* **Problem details**
Output exactly the lines between the line that contains "Extract the structured" and the last line of the material, counting both.

* **Items**
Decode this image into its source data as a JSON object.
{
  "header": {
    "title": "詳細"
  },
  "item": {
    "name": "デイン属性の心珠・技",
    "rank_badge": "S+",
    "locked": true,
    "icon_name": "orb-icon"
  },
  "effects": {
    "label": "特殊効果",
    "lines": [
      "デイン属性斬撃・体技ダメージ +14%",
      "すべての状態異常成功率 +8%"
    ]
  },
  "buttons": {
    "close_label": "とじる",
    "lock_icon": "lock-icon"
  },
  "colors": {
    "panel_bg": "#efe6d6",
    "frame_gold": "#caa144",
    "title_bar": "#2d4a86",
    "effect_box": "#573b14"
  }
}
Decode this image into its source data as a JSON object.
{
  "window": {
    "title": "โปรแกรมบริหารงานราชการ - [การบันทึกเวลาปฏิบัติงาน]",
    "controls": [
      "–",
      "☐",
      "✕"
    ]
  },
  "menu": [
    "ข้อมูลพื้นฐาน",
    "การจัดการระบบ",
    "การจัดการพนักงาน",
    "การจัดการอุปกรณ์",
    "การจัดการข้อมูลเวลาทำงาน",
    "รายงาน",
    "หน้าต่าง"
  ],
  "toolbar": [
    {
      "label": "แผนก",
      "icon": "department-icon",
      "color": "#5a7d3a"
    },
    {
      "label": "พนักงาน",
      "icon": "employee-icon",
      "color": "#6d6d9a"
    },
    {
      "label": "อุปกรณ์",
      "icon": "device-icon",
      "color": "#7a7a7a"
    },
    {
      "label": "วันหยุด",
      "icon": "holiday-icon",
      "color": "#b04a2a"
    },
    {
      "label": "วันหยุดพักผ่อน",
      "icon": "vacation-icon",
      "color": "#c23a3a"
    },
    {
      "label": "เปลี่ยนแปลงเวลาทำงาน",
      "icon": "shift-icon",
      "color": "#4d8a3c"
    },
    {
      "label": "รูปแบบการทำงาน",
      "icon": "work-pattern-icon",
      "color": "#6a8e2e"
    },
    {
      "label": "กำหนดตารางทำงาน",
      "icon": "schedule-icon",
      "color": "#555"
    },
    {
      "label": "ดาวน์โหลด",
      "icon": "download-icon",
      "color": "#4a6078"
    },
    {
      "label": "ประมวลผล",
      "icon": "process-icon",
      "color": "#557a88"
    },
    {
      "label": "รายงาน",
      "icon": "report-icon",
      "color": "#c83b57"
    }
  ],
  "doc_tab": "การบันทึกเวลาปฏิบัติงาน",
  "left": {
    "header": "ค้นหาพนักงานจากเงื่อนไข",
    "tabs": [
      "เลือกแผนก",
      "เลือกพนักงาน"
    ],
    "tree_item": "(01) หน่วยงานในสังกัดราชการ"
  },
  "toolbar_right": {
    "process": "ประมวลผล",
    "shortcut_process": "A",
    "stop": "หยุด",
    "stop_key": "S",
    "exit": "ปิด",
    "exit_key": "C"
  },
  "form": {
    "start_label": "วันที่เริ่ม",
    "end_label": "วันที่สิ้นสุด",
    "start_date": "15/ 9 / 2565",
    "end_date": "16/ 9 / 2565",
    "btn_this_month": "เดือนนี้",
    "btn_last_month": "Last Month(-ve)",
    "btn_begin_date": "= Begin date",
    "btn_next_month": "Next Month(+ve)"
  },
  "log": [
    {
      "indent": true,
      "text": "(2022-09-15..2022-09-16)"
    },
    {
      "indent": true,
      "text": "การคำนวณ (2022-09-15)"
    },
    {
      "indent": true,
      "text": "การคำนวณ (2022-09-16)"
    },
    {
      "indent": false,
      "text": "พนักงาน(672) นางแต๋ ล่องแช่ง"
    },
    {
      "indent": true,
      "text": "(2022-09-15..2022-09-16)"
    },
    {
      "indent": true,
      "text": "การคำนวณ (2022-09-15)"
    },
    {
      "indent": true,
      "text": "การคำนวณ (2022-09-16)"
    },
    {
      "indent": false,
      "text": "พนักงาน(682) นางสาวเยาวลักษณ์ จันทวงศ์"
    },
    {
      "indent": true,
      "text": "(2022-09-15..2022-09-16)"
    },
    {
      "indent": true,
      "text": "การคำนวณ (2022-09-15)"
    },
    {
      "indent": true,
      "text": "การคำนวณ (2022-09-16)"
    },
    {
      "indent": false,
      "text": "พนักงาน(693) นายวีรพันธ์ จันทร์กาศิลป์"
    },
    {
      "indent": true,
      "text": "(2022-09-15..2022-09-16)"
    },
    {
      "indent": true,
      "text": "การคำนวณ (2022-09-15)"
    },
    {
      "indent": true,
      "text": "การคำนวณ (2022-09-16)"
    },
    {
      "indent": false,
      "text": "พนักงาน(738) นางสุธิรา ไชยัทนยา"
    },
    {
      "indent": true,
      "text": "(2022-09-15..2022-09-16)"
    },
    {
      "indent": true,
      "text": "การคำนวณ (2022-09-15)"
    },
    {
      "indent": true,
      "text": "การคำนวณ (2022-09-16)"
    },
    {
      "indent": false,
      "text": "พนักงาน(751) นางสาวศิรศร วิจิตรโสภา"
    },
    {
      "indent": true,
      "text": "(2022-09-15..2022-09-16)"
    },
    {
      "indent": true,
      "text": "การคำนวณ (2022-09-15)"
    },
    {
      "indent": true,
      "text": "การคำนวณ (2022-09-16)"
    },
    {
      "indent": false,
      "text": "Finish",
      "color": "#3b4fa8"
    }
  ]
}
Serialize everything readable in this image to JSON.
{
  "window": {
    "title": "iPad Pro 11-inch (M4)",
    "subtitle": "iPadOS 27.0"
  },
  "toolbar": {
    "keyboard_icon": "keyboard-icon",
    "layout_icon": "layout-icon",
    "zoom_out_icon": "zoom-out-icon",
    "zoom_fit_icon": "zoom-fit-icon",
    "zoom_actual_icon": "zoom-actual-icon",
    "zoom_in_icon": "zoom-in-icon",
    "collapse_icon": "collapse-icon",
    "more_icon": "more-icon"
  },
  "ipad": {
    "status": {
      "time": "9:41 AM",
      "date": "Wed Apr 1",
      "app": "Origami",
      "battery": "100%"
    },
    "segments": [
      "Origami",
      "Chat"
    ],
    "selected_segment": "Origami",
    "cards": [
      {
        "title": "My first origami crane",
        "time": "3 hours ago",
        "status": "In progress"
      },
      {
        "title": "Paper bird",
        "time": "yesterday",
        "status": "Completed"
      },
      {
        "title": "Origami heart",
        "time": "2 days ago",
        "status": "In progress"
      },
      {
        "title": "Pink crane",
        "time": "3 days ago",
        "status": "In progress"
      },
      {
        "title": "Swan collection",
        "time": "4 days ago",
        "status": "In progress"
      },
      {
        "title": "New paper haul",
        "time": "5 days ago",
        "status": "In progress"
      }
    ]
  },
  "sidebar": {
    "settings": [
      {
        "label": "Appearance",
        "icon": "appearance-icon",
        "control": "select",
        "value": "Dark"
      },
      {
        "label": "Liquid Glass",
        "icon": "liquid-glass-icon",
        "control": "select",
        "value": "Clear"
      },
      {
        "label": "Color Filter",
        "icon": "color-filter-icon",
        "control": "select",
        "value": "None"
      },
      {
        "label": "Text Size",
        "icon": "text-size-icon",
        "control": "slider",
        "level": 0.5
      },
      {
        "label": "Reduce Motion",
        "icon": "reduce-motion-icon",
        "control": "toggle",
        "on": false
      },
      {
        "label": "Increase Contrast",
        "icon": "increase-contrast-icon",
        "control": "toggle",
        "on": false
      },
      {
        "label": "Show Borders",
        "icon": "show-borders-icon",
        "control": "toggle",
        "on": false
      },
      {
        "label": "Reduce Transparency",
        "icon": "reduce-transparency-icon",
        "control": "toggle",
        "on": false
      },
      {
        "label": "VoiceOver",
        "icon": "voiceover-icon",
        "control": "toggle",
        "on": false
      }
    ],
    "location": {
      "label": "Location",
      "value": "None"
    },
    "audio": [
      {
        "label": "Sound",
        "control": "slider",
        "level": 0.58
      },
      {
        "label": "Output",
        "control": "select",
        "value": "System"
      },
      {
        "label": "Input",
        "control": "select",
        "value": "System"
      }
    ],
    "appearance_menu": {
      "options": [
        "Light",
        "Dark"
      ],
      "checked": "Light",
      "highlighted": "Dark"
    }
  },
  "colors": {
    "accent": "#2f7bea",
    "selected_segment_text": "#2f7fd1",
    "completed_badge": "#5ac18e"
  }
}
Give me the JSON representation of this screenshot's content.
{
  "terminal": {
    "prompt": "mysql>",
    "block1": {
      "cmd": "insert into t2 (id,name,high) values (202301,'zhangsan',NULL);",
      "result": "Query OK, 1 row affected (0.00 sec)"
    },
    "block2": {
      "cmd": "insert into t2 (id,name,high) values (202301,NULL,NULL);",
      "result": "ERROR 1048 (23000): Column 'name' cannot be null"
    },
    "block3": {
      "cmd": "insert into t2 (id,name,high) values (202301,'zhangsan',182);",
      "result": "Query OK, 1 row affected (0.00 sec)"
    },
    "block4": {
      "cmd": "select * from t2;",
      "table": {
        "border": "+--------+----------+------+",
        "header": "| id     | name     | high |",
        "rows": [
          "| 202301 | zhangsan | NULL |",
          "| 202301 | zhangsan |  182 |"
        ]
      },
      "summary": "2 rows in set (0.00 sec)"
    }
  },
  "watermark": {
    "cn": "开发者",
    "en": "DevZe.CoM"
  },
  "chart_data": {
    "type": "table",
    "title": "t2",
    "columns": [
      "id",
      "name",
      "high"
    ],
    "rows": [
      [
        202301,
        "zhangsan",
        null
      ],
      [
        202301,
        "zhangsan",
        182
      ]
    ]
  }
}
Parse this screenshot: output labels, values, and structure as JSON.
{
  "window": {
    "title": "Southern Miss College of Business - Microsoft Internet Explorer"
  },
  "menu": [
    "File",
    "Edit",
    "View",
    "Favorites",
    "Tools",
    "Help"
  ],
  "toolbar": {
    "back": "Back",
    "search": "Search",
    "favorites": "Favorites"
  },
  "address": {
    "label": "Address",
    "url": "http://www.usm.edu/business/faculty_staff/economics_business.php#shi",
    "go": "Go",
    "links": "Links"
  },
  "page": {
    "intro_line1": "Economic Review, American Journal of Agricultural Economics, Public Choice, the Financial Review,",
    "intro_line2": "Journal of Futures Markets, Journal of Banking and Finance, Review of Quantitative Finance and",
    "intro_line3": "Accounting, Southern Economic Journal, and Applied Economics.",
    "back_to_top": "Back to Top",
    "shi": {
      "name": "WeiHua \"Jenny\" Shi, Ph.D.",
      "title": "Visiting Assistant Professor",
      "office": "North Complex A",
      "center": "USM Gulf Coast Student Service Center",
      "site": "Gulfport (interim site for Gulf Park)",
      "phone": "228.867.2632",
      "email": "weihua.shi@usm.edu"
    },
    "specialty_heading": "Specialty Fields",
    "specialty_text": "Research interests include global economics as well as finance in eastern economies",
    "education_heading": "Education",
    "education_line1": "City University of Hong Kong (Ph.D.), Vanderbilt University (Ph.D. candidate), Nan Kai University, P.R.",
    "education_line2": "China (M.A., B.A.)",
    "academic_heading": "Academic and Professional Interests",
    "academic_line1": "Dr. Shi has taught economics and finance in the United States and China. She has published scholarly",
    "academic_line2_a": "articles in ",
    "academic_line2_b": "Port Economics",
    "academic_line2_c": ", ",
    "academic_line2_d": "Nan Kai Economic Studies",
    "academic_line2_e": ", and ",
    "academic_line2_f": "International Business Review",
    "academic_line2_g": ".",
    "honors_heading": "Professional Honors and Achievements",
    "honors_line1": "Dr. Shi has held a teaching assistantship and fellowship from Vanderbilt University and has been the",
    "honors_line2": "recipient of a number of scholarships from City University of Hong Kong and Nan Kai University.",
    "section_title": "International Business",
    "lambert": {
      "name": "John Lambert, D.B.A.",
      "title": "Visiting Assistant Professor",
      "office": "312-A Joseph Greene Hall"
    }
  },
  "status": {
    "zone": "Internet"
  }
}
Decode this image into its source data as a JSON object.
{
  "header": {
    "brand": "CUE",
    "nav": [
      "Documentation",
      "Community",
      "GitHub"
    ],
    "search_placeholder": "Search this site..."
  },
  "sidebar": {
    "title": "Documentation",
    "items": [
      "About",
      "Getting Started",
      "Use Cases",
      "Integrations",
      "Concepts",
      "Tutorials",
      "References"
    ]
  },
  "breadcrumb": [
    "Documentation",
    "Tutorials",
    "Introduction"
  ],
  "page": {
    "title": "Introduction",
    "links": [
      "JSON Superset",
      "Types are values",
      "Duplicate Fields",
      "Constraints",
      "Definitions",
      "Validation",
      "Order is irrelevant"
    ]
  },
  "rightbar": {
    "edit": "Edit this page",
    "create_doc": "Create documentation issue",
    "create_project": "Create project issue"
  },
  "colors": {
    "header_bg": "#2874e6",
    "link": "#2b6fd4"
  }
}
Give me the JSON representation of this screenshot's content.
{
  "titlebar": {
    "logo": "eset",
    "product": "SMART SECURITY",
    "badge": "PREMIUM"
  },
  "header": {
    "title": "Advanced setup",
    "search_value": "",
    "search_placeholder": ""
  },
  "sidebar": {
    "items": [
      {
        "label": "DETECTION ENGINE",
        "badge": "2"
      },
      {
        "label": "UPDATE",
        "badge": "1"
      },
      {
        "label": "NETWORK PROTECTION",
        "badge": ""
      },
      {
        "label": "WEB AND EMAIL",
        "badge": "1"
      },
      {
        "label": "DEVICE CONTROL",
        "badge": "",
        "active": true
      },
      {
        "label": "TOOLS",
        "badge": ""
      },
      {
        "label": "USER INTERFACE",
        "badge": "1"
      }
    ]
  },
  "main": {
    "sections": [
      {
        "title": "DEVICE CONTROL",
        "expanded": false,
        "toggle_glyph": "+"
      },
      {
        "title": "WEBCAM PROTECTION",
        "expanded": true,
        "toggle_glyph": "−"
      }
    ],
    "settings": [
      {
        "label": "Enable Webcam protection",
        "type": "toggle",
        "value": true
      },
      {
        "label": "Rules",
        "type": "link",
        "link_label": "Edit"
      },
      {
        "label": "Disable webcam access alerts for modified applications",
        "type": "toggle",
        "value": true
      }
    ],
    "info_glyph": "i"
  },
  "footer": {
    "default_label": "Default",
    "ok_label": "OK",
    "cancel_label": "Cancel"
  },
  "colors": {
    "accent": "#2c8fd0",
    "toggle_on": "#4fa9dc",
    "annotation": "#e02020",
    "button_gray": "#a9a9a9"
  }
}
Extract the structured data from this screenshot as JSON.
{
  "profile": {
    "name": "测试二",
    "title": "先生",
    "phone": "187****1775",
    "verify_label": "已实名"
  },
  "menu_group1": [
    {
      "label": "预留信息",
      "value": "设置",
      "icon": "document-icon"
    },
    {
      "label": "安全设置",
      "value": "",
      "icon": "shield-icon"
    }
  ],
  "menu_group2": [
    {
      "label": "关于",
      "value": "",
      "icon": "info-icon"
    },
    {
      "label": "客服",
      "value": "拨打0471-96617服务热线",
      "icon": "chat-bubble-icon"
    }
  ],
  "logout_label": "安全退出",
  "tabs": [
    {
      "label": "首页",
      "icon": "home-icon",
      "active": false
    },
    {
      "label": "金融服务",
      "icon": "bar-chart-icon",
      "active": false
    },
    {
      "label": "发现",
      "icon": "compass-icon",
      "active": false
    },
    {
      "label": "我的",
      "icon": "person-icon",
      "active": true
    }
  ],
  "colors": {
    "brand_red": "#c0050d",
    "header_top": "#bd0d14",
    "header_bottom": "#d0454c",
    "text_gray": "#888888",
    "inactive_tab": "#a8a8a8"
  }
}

* **Solution below**
Extract the structured data from this screenshot as JSON.
{
  "profile": {
    "name": "测试二",
    "title": "先生",
    "phone": "187****1775",
    "verify_label": "已实名"
  },
  "menu_group1": [
    {
      "label": "预留信息",
      "value": "设置",
      "icon": "document-icon"
    },
    {
      "label": "安全设置",
      "value": "",
      "icon": "shield-icon"
    }
  ],
  "menu_group2": [
    {
      "label": "关于",
      "value": "",
      "icon": "info-icon"
    },
    {
      "label": "客服",
      "value": "拨打0471-96617服务热线",
      "icon": "chat-bubble-icon"
    }
  ],
  "logout_label": "安全退出",
  "tabs": [
    {
      "label": "首页",
      "icon": "home-icon",
      "active": false
    },
    {
      "label": "金融服务",
      "icon": "bar-chart-icon",
      "active": false
    },
    {
      "label": "发现",
      "icon": "compass-icon",
      "active": false
    },
    {
      "label": "我的",
      "icon": "person-icon",
      "active": true
    }
  ],
  "colors": {
    "brand_red": "#c0050d",
    "header_top": "#bd0d14",
    "header_bottom": "#d0454c",
    "text_gray": "#888888",
    "inactive_tab": "#a8a8a8"
  }
}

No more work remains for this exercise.